TO DO
Look at the entries below and reproduce them exactly.

── PROVIDED INFORMATION

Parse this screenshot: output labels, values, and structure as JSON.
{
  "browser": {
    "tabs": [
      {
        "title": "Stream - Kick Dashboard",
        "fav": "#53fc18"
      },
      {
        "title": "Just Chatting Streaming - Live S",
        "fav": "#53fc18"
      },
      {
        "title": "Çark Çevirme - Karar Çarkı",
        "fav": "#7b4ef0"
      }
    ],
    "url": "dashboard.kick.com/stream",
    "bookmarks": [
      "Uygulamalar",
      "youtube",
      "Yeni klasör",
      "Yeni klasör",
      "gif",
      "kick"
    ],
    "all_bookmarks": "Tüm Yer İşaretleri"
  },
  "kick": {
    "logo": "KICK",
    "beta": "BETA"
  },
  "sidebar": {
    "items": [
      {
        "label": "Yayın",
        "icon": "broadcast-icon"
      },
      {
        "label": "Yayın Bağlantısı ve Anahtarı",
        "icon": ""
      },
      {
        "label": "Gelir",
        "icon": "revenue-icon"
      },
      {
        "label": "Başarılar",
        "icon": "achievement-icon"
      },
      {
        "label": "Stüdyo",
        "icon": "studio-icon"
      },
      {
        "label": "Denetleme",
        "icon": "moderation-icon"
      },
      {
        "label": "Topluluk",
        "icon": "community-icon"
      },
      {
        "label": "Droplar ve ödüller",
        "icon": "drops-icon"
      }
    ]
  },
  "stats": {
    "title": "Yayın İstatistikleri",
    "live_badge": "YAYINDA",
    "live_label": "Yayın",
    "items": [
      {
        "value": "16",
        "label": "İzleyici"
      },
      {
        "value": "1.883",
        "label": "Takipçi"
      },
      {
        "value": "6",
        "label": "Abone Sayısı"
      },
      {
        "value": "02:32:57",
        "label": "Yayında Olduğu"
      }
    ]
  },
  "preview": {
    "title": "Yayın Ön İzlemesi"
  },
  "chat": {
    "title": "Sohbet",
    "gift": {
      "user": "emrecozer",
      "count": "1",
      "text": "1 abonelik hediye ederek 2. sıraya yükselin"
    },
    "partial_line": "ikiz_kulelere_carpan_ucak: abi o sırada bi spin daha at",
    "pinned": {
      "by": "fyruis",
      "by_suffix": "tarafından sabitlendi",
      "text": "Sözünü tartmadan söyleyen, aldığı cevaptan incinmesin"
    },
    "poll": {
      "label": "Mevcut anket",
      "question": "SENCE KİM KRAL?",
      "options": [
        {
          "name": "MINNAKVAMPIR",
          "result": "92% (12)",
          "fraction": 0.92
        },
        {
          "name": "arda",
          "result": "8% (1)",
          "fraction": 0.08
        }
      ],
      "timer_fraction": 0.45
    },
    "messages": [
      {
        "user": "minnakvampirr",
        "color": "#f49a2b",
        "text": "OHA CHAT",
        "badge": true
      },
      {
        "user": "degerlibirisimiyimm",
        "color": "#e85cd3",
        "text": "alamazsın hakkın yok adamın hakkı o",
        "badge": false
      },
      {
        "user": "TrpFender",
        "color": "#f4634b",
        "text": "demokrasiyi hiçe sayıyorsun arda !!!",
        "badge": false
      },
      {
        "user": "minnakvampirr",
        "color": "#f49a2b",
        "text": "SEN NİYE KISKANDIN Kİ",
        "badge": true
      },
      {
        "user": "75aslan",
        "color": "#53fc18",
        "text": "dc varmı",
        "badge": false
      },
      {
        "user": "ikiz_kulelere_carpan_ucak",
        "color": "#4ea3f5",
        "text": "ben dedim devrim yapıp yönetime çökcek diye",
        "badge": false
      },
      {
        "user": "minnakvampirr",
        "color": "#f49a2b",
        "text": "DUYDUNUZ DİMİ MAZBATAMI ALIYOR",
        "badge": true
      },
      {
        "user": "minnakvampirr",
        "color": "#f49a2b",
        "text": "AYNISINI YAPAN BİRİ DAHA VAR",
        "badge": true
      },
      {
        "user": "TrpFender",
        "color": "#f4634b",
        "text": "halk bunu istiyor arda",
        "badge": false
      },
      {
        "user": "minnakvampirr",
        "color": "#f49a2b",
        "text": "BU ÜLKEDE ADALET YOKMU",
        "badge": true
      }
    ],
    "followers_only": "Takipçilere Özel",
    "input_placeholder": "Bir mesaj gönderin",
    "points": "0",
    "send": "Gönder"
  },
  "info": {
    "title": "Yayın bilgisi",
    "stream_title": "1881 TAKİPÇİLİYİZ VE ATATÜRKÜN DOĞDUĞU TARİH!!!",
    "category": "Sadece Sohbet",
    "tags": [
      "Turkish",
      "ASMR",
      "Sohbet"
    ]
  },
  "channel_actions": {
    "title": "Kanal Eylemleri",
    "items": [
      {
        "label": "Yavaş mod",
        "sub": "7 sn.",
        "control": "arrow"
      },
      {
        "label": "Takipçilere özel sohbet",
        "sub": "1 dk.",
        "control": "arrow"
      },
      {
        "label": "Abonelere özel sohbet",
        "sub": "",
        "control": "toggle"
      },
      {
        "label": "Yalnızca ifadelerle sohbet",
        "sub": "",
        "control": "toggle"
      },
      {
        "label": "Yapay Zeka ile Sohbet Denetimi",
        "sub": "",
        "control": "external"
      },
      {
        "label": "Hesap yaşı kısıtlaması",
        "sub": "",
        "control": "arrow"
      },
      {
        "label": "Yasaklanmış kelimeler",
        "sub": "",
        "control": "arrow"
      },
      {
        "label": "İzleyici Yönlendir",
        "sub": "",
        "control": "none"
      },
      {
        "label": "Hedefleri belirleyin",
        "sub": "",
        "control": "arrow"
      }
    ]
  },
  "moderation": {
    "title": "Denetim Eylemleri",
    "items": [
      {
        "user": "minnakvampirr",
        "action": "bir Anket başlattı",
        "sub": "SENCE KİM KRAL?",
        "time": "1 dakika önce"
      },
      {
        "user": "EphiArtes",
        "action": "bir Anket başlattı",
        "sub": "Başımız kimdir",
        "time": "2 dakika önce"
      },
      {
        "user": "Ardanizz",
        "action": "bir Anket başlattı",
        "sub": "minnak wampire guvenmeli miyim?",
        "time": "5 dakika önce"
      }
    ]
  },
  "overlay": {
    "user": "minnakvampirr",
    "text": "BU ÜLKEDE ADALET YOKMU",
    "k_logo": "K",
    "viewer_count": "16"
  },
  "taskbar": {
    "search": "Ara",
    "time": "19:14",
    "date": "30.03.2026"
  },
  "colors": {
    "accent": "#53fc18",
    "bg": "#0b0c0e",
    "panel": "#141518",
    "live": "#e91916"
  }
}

────

ANSWER FOR THE TASK
Parse this screenshot: output labels, values, and structure as JSON.
{
  "browser": {
    "tabs": [
      {
        "title": "Stream - Kick Dashboard",
        "fav": "#53fc18"
      },
      {
        "title": "Just Chatting Streaming - Live S",
        "fav": "#53fc18"
      },
      {
        "title": "Çark Çevirme - Karar Çarkı",
        "fav": "#7b4ef0"
      }
    ],
    "url": "dashboard.kick.com/stream",
    "bookmarks": [
      "Uygulamalar",
      "youtube",
      "Yeni klasör",
      "Yeni klasör",
      "gif",
      "kick"
    ],
    "all_bookmarks": "Tüm Yer İşaretleri"
  },
  "kick": {
    "logo": "KICK",
    "beta": "BETA"
  },
  "sidebar": {
    "items": [
      {
        "label": "Yayın",
        "icon": "broadcast-icon"
      },
      {
        "label": "Yayın Bağlantısı ve Anahtarı",
        "icon": ""
      },
      {
        "label": "Gelir",
        "icon": "revenue-icon"
      },
      {
        "label": "Başarılar",
        "icon": "achievement-icon"
      },
      {
        "label": "Stüdyo",
        "icon": "studio-icon"
      },
      {
        "label": "Denetleme",
        "icon": "moderation-icon"
      },
      {
        "label": "Topluluk",
        "icon": "community-icon"
      },
      {
        "label": "Droplar ve ödüller",
        "icon": "drops-icon"
      }
    ]
  },
  "stats": {
    "title": "Yayın İstatistikleri",
    "live_badge": "YAYINDA",
    "live_label": "Yayın",
    "items": [
      {
        "value": "16",
        "label": "İzleyici"
      },
      {
        "value": "1.883",
        "label": "Takipçi"
      },
      {
        "value": "6",
        "label": "Abone Sayısı"
      },
      {
        "value": "02:32:57",
        "label": "Yayında Olduğu"
      }
    ]
  },
  "preview": {
    "title": "Yayın Ön İzlemesi"
  },
  "chat": {
    "title": "Sohbet",
    "gift": {
      "user": "emrecozer",
      "count": "1",
      "text": "1 abonelik hediye ederek 2. sıraya yükselin"
    },
    "partial_line": "ikiz_kulelere_carpan_ucak: abi o sırada bi spin daha at",
    "pinned": {
      "by": "fyruis",
      "by_suffix": "tarafından sabitlendi",
      "text": "Sözünü tartmadan söyleyen, aldığı cevaptan incinmesin"
    },
    "poll": {
      "label": "Mevcut anket",
      "question": "SENCE KİM KRAL?",
      "options": [
        {
          "name": "MINNAKVAMPIR",
          "result": "92% (12)",
          "fraction": 0.92
        },
        {
          "name": "arda",
          "result": "8% (1)",
          "fraction": 0.08
        }
      ],
      "timer_fraction": 0.45
    },
    "messages": [
      {
        "user": "minnakvampirr",
        "color": "#f49a2b",
        "text": "OHA CHAT",
        "badge": true
      },
      {
        "user": "degerlibirisimiyimm",
        "color": "#e85cd3",
        "text": "alamazsın hakkın yok adamın hakkı o",
        "badge": false
      },
      {
        "user": "TrpFender",
        "color": "#f4634b",
        "text": "demokrasiyi hiçe sayıyorsun arda !!!",
        "badge": false
      },
      {
        "user": "minnakvampirr",
        "color": "#f49a2b",
        "text": "SEN NİYE KISKANDIN Kİ",
        "badge": true
      },
      {
        "user": "75aslan",
        "color": "#53fc18",
        "text": "dc varmı",
        "badge": false
      },
      {
        "user": "ikiz_kulelere_carpan_ucak",
        "color": "#4ea3f5",
        "text": "ben dedim devrim yapıp yönetime çökcek diye",
        "badge": false
      },
      {
        "user": "minnakvampirr",
        "color": "#f49a2b",
        "text": "DUYDUNUZ DİMİ MAZBATAMI ALIYOR",
        "badge": true
      },
      {
        "user": "minnakvampirr",
        "color": "#f49a2b",
        "text": "AYNISINI YAPAN BİRİ DAHA VAR",
        "badge": true
      },
      {
        "user": "TrpFender",
        "color": "#f4634b",
        "text": "halk bunu istiyor arda",
        "badge": false
      },
      {
        "user": "minnakvampirr",
        "color": "#f49a2b",
        "text": "BU ÜLKEDE ADALET YOKMU",
        "badge": true
      }
    ],
    "followers_only": "Takipçilere Özel",
    "input_placeholder": "Bir mesaj gönderin",
    "points": "0",
    "send": "Gönder"
  },
  "info": {
    "title": "Yayın bilgisi",
    "stream_title": "1881 TAKİPÇİLİYİZ VE ATATÜRKÜN DOĞDUĞU TARİH!!!",
    "category": "Sadece Sohbet",
    "tags": [
      "Turkish",
      "ASMR",
      "Sohbet"
    ]
  },
  "channel_actions": {
    "title": "Kanal Eylemleri",
    "items": [
      {
        "label": "Yavaş mod",
        "sub": "7 sn.",
        "control": "arrow"
      },
      {
        "label": "Takipçilere özel sohbet",
        "sub": "1 dk.",
        "control": "arrow"
      },
      {
        "label": "Abonelere özel sohbet",
        "sub": "",
        "control": "toggle"
      },
      {
        "label": "Yalnızca ifadelerle sohbet",
        "sub": "",
        "control": "toggle"
      },
      {
        "label": "Yapay Zeka ile Sohbet Denetimi",
        "sub": "",
        "control": "external"
      },
      {
        "label": "Hesap yaşı kısıtlaması",
        "sub": "",
        "control": "arrow"
      },
      {
        "label": "Yasaklanmış kelimeler",
        "sub": "",
        "control": "arrow"
      },
      {
        "label": "İzleyici Yönlendir",
        "sub": "",
        "control": "none"
      },
      {
        "label": "Hedefleri belirleyin",
        "sub": "",
        "control": "arrow"
      }
    ]
  },
  "moderation": {
    "title": "Denetim Eylemleri",
    "items": [
      {
        "user": "minnakvampirr",
        "action": "bir Anket başlattı",
        "sub": "SENCE KİM KRAL?",
        "time": "1 dakika önce"
      },
      {
        "user": "EphiArtes",
        "action": "bir Anket başlattı",
        "sub": "Başımız kimdir",
        "time": "2 dakika önce"
      },
      {
        "user": "Ardanizz",
        "action": "bir Anket başlattı",
        "sub": "minnak wampire guvenmeli miyim?",
        "time": "5 dakika önce"
      }
    ]
  },
  "overlay": {
    "user": "minnakvampirr",
    "text": "BU ÜLKEDE ADALET YOKMU",
    "k_logo": "K",
    "viewer_count": "16"
  },
  "taskbar": {
    "search": "Ara",
    "time": "19:14",
    "date": "30.03.2026"
  },
  "colors": {
    "accent": "#53fc18",
    "bg": "#0b0c0e",
    "panel": "#141518",
    "live": "#e91916"
  }
}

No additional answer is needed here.